» **EXERCISE BRIEF**
Work out how many lines of the material below mention the word "start"; reply with the number only.

» **Structured figure records**
=====

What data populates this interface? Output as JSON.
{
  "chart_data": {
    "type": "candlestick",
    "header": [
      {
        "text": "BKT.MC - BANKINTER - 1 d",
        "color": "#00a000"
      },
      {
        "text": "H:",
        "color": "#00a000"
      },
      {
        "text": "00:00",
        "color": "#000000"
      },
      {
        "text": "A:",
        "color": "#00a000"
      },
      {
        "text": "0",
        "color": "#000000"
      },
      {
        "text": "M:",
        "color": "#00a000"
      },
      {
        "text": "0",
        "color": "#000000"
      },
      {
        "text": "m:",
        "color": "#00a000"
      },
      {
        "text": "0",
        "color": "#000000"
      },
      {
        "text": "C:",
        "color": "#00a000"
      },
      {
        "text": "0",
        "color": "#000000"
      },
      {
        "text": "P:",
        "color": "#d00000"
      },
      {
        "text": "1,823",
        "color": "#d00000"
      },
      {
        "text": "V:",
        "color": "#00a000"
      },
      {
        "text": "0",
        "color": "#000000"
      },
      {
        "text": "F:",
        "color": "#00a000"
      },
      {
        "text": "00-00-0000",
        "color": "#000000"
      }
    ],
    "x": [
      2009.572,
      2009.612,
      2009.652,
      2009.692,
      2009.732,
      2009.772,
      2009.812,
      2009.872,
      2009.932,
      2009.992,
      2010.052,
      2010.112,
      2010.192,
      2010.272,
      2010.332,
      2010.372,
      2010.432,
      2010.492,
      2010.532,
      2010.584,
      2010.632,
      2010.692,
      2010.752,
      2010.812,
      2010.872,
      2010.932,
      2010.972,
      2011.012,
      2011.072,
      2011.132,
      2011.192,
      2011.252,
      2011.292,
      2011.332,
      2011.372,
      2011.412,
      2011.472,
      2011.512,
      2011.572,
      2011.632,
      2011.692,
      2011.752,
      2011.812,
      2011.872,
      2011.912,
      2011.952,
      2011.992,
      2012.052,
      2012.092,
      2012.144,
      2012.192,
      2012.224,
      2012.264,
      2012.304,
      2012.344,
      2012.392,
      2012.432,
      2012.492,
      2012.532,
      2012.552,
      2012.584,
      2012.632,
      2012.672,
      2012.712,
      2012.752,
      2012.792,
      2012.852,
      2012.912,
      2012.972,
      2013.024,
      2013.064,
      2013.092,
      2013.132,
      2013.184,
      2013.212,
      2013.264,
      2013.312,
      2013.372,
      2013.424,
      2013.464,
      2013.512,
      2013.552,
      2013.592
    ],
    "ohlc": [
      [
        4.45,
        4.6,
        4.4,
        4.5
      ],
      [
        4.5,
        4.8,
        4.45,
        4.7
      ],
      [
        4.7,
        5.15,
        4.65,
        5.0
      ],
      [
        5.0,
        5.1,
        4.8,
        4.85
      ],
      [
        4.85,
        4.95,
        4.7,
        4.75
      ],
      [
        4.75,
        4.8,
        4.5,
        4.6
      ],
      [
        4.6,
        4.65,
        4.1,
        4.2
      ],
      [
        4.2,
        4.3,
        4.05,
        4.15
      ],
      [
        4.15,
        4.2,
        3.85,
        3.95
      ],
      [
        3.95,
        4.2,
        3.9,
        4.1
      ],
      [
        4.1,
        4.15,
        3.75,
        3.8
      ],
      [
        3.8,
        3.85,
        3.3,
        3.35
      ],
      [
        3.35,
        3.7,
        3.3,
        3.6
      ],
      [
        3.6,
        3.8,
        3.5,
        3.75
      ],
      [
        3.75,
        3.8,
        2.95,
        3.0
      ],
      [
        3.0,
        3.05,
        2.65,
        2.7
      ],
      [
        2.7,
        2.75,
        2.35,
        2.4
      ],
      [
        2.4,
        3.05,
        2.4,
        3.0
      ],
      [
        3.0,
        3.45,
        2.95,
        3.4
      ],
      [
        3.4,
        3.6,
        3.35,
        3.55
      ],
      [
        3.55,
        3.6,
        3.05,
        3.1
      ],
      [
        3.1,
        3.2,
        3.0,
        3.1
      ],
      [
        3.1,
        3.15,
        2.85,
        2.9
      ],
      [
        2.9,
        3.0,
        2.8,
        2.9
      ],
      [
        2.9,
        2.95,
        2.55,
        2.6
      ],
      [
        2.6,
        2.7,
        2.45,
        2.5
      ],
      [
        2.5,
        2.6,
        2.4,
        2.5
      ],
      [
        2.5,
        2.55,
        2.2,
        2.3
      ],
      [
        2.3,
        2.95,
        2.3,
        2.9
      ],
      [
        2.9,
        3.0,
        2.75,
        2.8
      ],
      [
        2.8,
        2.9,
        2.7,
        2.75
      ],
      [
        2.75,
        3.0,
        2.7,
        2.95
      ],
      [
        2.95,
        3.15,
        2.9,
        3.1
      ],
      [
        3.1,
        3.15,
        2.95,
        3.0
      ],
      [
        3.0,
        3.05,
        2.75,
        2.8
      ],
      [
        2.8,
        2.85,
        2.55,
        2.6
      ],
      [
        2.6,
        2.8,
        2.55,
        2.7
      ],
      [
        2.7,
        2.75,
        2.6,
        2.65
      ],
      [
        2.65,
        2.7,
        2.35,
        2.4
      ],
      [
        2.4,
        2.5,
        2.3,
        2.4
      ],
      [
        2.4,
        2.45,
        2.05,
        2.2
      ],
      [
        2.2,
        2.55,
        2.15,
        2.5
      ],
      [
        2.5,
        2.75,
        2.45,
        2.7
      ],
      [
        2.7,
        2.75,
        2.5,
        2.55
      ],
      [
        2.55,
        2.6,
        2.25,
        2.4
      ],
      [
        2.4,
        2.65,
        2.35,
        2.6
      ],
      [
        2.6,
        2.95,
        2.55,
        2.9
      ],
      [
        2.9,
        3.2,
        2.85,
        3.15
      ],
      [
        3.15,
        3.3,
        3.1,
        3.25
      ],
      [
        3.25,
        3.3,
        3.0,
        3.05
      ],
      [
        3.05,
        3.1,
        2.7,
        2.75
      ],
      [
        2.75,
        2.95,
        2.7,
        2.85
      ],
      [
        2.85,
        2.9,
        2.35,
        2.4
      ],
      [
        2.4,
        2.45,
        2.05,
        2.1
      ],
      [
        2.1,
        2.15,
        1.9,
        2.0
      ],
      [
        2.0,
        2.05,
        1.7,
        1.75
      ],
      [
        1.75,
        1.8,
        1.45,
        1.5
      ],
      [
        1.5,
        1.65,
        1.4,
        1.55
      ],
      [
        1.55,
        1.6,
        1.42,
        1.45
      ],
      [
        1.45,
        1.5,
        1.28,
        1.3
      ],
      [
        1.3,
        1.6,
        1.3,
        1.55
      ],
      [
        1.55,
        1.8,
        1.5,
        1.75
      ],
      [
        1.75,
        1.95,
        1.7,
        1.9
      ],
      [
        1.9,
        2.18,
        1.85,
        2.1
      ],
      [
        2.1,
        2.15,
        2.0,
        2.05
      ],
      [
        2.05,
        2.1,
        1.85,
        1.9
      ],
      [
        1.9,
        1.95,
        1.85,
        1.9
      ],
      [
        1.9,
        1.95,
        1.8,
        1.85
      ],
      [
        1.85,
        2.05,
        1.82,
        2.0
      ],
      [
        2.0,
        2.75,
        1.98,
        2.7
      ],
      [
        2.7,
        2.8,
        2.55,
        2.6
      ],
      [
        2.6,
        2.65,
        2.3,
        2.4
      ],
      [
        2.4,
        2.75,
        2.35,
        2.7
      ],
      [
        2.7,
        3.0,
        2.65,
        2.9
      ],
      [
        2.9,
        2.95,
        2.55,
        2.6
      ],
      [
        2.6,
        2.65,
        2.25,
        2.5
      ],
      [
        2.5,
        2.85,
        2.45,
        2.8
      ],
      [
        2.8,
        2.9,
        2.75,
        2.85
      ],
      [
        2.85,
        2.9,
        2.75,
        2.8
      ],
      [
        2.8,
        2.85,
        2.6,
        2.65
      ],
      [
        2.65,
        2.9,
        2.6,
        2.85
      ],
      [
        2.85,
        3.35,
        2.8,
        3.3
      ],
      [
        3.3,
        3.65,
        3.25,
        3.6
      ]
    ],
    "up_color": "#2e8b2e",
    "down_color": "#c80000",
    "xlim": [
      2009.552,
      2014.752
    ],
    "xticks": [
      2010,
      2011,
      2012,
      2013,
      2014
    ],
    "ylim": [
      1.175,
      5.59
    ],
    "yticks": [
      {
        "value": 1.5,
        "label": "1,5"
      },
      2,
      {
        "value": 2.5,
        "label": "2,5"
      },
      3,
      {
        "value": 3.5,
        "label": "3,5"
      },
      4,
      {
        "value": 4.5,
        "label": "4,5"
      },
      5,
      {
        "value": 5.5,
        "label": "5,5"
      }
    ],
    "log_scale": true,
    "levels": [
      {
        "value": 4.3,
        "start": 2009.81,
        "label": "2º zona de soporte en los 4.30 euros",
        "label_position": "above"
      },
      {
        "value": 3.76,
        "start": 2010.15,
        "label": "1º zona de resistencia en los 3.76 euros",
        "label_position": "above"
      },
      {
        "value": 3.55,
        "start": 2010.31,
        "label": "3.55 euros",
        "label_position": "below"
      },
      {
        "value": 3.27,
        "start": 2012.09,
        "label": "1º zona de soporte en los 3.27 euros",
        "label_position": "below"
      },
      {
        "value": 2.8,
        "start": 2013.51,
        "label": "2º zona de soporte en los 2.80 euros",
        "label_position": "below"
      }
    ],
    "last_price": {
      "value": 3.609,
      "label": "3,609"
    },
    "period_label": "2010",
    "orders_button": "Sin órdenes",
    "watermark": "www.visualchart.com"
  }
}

=====

» **RESULT**
5